-- Raw records start --
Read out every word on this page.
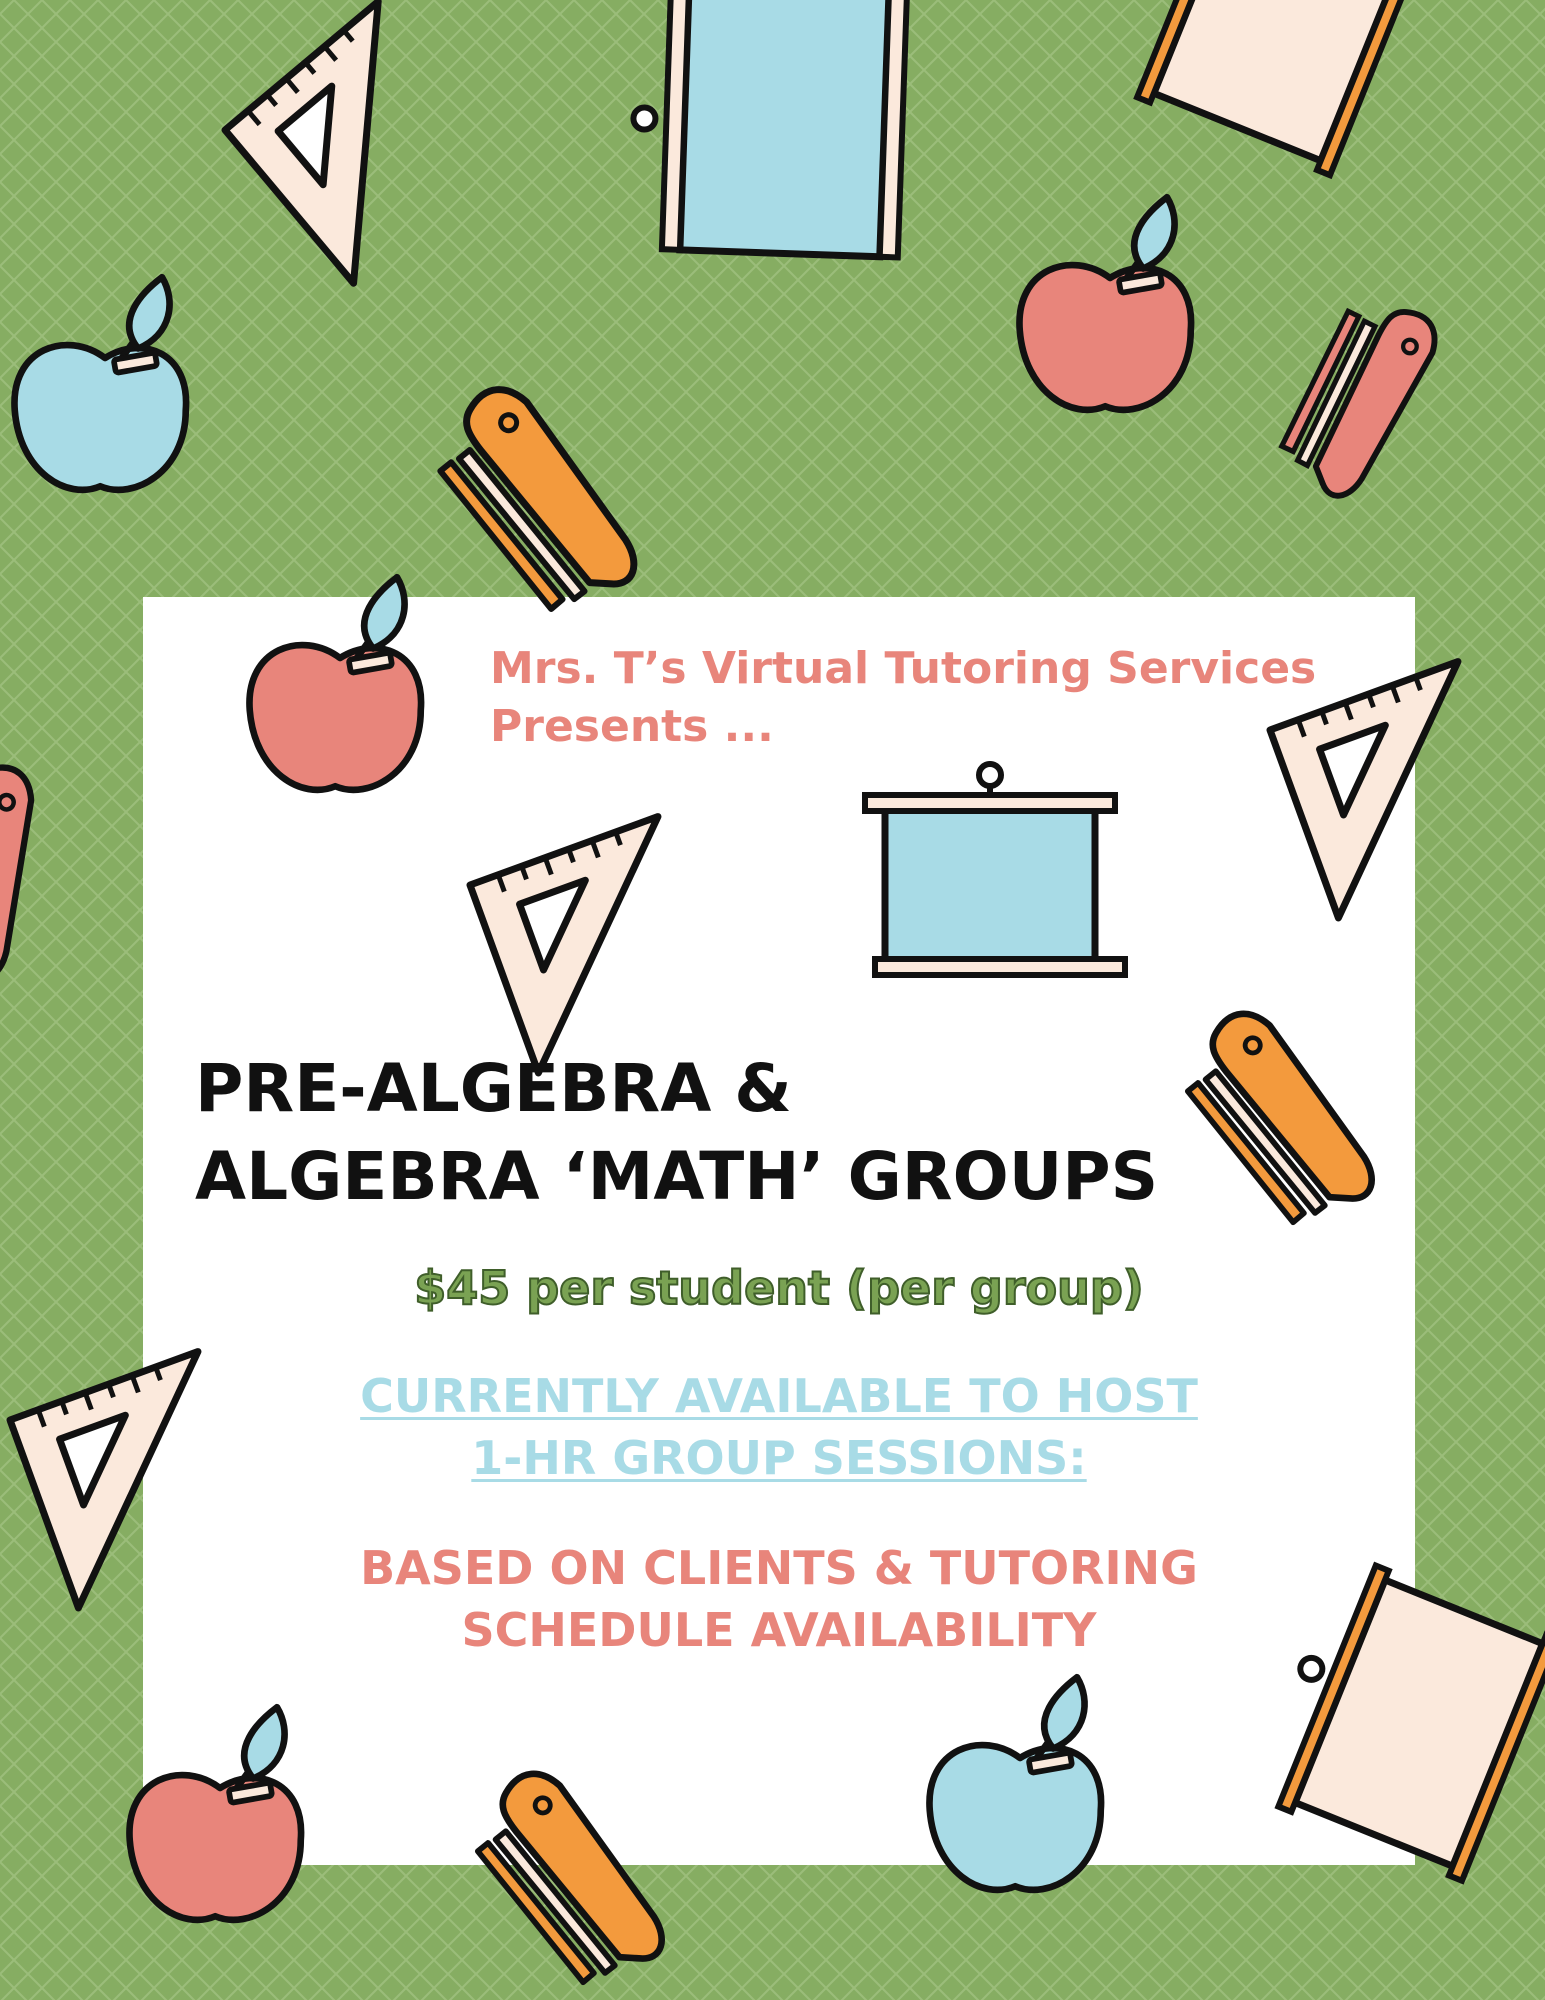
Mrs. T’s Virtual Tutoring Services
Presents ...
PRE-ALGEBRA &
ALGEBRA ‘MATH’ GROUPS
$45 per student (per group)
CURRENTLY AVAILABLE TO HOST
1-HR GROUP SESSIONS:
BASED ON CLIENTS & TUTORING
SCHEDULE AVAILABILITY
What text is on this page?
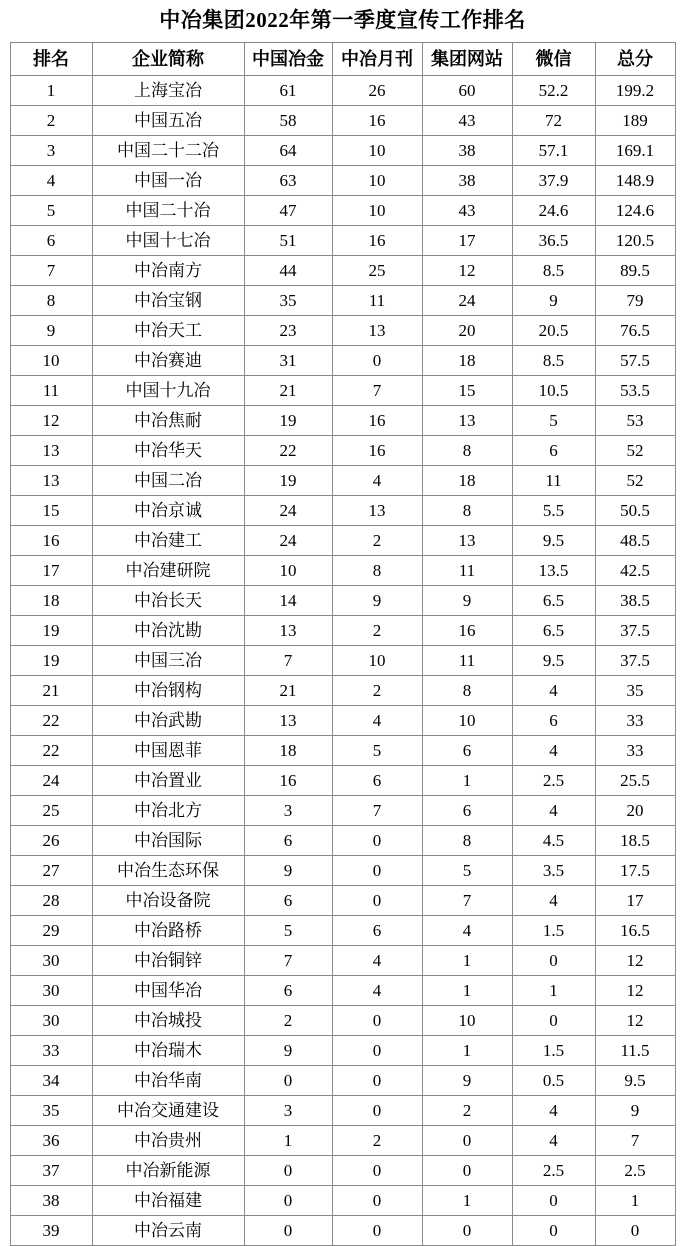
中冶集团2022年第一季度宣传工作排名
排名	企业简称	中国冶金	中冶月刊	集团网站	微信	总分
1	上海宝冶	61	26	60	52.2	199.2
2	中国五冶	58	16	43	72	189
3	中国二十二冶	64	10	38	57.1	169.1
4	中国一冶	63	10	38	37.9	148.9
5	中国二十冶	47	10	43	24.6	124.6
6	中国十七冶	51	16	17	36.5	120.5
7	中冶南方	44	25	12	8.5	89.5
8	中冶宝钢	35	11	24	9	79
9	中冶天工	23	13	20	20.5	76.5
10	中冶赛迪	31	0	18	8.5	57.5
11	中国十九冶	21	7	15	10.5	53.5
12	中冶焦耐	19	16	13	5	53
13	中冶华天	22	16	8	6	52
13	中国二冶	19	4	18	11	52
15	中冶京诚	24	13	8	5.5	50.5
16	中冶建工	24	2	13	9.5	48.5
17	中冶建研院	10	8	11	13.5	42.5
18	中冶长天	14	9	9	6.5	38.5
19	中冶沈勘	13	2	16	6.5	37.5
19	中国三冶	7	10	11	9.5	37.5
21	中冶钢构	21	2	8	4	35
22	中冶武勘	13	4	10	6	33
22	中国恩菲	18	5	6	4	33
24	中冶置业	16	6	1	2.5	25.5
25	中冶北方	3	7	6	4	20
26	中冶国际	6	0	8	4.5	18.5
27	中冶生态环保	9	0	5	3.5	17.5
28	中冶设备院	6	0	7	4	17
29	中冶路桥	5	6	4	1.5	16.5
30	中冶铜锌	7	4	1	0	12
30	中国华冶	6	4	1	1	12
30	中冶城投	2	0	10	0	12
33	中冶瑞木	9	0	1	1.5	11.5
34	中冶华南	0	0	9	0.5	9.5
35	中冶交通建设	3	0	2	4	9
36	中冶贵州	1	2	0	4	7
37	中冶新能源	0	0	0	2.5	2.5
38	中冶福建	0	0	1	0	1
39	中冶云南	0	0	0	0	0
-- Raw records end --
**Problem to solve**: Without the pictures, print the records in full, exactly as they appear.

**Result**:
Read out every word on this page.
Mrs. T’s Virtual Tutoring Services
Presents ...
PRE-ALGEBRA &
ALGEBRA ‘MATH’ GROUPS
$45 per student (per group)
CURRENTLY AVAILABLE TO HOST
1-HR GROUP SESSIONS:
BASED ON CLIENTS & TUTORING
SCHEDULE AVAILABILITY
What text is on this page?
中冶集团2022年第一季度宣传工作排名
排名	企业简称	中国冶金	中冶月刊	集团网站	微信	总分
1	上海宝冶	61	26	60	52.2	199.2
2	中国五冶	58	16	43	72	189
3	中国二十二冶	64	10	38	57.1	169.1
4	中国一冶	63	10	38	37.9	148.9
5	中国二十冶	47	10	43	24.6	124.6
6	中国十七冶	51	16	17	36.5	120.5
7	中冶南方	44	25	12	8.5	89.5
8	中冶宝钢	35	11	24	9	79
9	中冶天工	23	13	20	20.5	76.5
10	中冶赛迪	31	0	18	8.5	57.5
11	中国十九冶	21	7	15	10.5	53.5
12	中冶焦耐	19	16	13	5	53
13	中冶华天	22	16	8	6	52
13	中国二冶	19	4	18	11	52
15	中冶京诚	24	13	8	5.5	50.5
16	中冶建工	24	2	13	9.5	48.5
17	中冶建研院	10	8	11	13.5	42.5
18	中冶长天	14	9	9	6.5	38.5
19	中冶沈勘	13	2	16	6.5	37.5
19	中国三冶	7	10	11	9.5	37.5
21	中冶钢构	21	2	8	4	35
22	中冶武勘	13	4	10	6	33
22	中国恩菲	18	5	6	4	33
24	中冶置业	16	6	1	2.5	25.5
25	中冶北方	3	7	6	4	20
26	中冶国际	6	0	8	4.5	18.5
27	中冶生态环保	9	0	5	3.5	17.5
28	中冶设备院	6	0	7	4	17
29	中冶路桥	5	6	4	1.5	16.5
30	中冶铜锌	7	4	1	0	12
30	中国华冶	6	4	1	1	12
30	中冶城投	2	0	10	0	12
33	中冶瑞木	9	0	1	1.5	11.5
34	中冶华南	0	0	9	0.5	9.5
35	中冶交通建设	3	0	2	4	9
36	中冶贵州	1	2	0	4	7
37	中冶新能源	0	0	0	2.5	2.5
38	中冶福建	0	0	1	0	1
39	中冶云南	0	0	0	0	0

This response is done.